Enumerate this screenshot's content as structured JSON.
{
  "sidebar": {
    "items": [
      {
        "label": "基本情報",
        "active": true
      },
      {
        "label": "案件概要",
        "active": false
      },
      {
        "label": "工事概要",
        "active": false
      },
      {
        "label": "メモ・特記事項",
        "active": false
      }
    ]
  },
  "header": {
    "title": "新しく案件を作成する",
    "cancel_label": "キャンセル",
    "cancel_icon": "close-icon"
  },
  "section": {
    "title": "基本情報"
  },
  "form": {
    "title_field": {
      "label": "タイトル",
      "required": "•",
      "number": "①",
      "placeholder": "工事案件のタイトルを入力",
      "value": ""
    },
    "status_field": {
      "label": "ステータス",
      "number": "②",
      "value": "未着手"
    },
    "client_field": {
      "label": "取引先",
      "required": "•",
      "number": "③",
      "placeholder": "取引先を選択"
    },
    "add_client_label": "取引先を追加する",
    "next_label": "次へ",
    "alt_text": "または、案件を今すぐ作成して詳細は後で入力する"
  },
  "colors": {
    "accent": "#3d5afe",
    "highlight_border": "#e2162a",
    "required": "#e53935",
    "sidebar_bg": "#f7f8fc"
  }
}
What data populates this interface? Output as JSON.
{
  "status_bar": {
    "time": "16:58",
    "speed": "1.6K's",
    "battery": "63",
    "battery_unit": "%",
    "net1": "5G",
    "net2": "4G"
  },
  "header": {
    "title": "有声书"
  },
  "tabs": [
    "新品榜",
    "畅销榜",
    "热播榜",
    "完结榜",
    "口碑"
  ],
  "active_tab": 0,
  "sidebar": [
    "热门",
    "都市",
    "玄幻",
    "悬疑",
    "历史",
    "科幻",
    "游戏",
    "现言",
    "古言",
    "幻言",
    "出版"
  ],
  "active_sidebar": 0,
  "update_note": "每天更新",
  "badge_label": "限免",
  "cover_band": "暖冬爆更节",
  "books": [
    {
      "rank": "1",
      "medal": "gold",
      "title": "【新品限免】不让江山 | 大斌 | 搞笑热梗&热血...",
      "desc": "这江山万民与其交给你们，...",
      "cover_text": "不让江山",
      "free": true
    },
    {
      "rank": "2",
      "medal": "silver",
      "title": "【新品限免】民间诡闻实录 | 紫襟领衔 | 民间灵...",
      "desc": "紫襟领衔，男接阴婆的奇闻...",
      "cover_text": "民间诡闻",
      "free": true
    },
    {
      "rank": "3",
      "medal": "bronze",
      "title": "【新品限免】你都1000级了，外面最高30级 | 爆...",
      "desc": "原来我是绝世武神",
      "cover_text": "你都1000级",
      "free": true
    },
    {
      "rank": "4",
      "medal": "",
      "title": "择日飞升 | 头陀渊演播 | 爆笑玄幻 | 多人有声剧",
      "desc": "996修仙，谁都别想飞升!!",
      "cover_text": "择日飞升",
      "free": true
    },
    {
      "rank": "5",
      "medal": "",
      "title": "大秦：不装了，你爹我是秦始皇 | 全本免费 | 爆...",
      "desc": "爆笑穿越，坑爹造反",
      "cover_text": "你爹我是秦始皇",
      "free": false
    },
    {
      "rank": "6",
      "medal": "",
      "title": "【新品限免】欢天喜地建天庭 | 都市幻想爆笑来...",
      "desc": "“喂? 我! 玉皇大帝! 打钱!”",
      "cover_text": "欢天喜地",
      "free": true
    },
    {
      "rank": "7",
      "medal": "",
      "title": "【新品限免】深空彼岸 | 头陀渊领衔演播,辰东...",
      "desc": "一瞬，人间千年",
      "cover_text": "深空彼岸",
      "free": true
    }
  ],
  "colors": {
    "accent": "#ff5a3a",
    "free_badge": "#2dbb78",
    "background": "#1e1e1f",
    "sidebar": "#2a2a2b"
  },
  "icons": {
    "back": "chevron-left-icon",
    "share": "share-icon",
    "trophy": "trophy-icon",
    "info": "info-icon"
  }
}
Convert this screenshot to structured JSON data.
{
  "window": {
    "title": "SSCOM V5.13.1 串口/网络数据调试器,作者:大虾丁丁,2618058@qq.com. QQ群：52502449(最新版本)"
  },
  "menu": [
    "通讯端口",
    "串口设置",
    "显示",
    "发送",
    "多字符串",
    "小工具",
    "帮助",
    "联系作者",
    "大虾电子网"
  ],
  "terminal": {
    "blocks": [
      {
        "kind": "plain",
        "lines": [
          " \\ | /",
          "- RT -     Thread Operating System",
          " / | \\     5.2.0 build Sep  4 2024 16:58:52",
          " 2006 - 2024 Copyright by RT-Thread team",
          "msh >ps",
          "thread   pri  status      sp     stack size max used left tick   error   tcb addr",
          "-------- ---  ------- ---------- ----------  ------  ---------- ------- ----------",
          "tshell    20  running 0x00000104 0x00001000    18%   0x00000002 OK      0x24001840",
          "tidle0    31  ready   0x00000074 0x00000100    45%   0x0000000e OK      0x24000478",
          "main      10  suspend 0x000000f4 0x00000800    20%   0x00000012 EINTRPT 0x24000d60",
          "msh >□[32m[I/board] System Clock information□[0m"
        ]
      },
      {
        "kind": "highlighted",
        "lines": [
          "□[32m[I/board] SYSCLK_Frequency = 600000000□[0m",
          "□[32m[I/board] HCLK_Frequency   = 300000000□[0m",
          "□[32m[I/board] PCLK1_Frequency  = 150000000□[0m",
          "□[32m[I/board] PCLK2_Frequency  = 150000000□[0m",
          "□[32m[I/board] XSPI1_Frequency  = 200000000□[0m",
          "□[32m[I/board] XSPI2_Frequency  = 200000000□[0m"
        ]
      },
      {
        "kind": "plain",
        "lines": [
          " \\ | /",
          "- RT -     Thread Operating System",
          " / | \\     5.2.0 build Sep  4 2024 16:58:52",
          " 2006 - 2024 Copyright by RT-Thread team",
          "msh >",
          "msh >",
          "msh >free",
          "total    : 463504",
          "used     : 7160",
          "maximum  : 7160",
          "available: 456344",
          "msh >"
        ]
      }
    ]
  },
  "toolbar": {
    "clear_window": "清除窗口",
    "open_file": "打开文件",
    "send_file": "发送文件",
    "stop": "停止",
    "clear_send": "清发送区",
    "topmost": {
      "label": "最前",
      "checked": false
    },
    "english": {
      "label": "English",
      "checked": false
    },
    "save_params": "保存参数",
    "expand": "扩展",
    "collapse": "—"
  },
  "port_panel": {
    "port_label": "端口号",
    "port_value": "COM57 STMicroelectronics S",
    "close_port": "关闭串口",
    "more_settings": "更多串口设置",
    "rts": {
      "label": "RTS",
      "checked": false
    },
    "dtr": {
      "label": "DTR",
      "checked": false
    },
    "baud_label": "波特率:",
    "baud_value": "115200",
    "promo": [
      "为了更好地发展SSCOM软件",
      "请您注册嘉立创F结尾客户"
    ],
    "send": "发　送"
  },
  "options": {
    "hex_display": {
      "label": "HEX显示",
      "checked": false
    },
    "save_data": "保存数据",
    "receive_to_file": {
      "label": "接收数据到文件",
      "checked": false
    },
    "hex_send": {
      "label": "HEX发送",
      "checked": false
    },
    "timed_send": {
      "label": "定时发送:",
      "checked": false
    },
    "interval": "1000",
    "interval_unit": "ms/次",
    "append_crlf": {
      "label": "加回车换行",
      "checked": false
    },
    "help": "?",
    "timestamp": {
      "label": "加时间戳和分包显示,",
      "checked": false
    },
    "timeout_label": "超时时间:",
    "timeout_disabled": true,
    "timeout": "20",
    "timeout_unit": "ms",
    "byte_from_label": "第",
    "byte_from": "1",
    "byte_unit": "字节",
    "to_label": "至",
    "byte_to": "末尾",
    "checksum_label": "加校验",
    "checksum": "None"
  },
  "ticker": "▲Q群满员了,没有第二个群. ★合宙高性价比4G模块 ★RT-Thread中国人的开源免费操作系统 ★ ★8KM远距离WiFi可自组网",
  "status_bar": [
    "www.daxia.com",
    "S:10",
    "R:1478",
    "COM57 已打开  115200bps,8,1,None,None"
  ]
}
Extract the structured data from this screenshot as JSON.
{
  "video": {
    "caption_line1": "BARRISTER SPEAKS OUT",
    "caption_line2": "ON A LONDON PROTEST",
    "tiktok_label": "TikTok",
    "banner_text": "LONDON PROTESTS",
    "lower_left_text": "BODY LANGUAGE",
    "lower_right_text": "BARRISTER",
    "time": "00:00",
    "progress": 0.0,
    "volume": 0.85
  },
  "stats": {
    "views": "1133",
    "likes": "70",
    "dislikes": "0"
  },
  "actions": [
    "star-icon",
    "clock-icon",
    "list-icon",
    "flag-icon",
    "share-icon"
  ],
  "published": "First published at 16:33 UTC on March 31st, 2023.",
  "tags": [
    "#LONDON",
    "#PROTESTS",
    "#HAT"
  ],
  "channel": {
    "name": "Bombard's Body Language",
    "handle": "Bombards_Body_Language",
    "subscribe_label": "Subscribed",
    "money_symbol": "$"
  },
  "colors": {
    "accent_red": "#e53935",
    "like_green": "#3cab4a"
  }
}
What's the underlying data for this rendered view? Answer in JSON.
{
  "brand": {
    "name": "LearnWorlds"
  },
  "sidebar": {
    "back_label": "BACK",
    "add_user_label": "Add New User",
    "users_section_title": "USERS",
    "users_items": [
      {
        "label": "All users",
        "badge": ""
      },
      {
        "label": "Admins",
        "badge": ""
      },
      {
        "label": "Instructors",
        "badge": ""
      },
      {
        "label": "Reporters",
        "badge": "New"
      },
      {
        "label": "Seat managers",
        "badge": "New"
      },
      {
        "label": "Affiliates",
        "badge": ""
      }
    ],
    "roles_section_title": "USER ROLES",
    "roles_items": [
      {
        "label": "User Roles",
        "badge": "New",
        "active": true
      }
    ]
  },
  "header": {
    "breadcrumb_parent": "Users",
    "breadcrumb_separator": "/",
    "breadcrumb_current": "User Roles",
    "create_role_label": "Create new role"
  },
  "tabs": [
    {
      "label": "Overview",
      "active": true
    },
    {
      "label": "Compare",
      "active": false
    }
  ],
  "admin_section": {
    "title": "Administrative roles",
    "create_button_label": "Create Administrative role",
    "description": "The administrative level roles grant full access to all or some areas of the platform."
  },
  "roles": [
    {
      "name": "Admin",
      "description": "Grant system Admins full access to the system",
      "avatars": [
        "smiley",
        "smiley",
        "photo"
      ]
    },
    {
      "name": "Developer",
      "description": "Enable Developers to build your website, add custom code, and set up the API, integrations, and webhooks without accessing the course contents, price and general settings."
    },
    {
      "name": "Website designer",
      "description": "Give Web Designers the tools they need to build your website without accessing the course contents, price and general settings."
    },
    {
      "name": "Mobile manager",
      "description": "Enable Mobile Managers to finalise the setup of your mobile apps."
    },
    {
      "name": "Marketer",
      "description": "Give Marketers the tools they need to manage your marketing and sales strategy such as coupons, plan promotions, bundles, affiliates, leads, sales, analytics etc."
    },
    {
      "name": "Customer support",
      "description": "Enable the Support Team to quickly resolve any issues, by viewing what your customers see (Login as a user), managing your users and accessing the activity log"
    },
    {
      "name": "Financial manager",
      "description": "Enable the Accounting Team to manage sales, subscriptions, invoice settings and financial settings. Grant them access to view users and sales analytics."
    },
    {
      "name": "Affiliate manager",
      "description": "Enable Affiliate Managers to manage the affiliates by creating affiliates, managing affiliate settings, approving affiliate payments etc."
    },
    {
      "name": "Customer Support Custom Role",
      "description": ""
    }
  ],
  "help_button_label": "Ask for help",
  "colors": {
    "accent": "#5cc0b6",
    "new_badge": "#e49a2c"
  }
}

---+---

→ WORK TO BE COMPLETED
Copy each line above that contains the string "placeholder".

→ RESULT BELOW
      "placeholder": "工事案件のタイトルを入力",
      "placeholder": "取引先を選択"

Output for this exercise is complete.